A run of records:
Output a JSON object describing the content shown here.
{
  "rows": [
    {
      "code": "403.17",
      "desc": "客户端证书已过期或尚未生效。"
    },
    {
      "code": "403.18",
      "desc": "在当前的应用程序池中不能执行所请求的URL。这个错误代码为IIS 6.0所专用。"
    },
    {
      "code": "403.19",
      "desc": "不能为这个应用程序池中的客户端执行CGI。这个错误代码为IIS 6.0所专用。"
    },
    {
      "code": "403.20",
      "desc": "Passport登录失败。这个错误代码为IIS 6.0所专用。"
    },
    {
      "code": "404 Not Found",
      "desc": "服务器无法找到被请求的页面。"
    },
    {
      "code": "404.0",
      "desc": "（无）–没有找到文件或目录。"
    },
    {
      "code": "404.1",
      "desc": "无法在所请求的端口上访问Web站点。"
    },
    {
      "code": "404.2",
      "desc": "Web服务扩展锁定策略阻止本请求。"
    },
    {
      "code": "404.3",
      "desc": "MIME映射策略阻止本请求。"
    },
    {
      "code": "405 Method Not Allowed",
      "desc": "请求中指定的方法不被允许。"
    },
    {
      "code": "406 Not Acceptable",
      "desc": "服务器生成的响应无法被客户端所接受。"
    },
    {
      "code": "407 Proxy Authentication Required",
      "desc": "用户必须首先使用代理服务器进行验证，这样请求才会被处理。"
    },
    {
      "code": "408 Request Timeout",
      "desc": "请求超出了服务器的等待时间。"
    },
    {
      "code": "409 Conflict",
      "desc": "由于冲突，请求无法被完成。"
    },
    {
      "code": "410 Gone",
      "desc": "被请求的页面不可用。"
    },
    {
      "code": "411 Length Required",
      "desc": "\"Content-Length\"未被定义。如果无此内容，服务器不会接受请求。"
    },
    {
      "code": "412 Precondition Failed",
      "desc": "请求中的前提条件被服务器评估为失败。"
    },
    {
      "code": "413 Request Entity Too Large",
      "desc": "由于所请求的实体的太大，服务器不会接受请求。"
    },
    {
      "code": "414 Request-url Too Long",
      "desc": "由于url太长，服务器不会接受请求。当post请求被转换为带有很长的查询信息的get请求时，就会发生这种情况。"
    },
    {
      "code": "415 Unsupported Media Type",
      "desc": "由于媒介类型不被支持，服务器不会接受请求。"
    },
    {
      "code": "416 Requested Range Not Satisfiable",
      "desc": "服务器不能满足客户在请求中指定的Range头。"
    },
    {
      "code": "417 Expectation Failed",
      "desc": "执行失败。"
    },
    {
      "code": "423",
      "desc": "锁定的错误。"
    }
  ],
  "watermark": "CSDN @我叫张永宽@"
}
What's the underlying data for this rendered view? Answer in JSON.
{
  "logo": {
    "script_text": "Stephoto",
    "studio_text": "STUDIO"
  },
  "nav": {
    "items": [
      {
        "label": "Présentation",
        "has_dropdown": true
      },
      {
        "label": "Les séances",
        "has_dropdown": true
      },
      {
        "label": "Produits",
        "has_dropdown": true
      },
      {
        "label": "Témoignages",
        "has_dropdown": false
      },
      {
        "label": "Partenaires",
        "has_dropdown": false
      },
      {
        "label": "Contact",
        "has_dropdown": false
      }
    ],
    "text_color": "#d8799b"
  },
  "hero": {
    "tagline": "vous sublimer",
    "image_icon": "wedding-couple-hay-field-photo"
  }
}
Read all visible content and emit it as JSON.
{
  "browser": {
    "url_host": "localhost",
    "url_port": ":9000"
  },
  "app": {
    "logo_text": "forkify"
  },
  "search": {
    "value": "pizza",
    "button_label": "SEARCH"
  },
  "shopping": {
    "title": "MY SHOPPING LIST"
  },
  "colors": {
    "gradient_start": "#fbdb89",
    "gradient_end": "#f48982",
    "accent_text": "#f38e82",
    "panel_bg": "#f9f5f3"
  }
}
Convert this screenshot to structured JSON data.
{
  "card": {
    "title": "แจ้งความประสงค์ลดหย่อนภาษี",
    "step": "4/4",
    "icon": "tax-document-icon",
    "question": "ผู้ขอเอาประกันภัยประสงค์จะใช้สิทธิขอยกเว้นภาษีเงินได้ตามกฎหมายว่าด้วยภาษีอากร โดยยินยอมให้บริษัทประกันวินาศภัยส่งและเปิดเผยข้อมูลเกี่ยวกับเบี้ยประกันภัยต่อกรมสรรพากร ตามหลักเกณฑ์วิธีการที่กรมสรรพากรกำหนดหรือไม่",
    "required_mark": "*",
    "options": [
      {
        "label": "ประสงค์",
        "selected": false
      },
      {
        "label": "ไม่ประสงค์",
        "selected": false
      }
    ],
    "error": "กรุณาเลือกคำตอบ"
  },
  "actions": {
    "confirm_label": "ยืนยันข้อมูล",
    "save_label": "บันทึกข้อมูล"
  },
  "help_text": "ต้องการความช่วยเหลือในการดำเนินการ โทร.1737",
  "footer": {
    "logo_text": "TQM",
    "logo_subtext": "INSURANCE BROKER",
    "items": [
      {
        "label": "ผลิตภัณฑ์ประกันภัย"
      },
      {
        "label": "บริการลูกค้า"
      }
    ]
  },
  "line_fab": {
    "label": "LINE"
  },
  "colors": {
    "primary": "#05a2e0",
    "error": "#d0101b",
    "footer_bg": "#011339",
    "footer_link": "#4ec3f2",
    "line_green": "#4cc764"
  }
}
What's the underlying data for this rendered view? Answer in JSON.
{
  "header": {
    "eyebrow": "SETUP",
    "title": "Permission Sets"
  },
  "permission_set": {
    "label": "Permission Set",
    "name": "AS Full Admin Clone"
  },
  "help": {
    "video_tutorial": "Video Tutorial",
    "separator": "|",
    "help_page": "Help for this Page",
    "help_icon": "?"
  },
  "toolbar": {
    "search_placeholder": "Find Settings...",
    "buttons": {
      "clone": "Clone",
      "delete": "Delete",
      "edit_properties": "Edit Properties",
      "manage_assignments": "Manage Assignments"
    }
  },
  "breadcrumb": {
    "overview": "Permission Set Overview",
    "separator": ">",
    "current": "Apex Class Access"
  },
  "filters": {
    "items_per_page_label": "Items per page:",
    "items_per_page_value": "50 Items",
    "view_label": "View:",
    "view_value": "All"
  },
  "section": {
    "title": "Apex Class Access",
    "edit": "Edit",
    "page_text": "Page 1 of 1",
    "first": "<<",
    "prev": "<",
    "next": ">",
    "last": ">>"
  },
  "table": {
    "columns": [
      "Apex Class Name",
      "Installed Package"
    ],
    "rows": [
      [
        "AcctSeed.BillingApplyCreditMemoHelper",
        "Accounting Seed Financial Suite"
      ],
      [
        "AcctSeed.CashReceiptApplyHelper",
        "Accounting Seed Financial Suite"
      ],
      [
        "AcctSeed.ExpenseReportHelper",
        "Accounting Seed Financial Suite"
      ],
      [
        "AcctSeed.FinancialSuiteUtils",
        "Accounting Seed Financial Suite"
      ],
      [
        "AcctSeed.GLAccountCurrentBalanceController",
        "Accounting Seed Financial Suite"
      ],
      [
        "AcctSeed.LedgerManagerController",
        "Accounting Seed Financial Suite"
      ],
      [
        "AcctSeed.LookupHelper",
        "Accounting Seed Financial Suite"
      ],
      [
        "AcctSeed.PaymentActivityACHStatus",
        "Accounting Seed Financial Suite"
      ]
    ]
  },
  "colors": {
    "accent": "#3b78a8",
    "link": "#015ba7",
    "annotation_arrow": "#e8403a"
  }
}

Short problem => From the data above, pick out each line containing "服务器不会接受请求" and copy it.

Full output =>
      "desc": "\"Content-Length\"未被定义。如果无此内容，服务器不会接受请求。"
      "desc": "由于所请求的实体的太大，服务器不会接受请求。"
      "desc": "由于url太长，服务器不会接受请求。当post请求被转换为带有很长的查询信息的get请求时，就会发生这种情况。"
      "desc": "由于媒介类型不被支持，服务器不会接受请求。"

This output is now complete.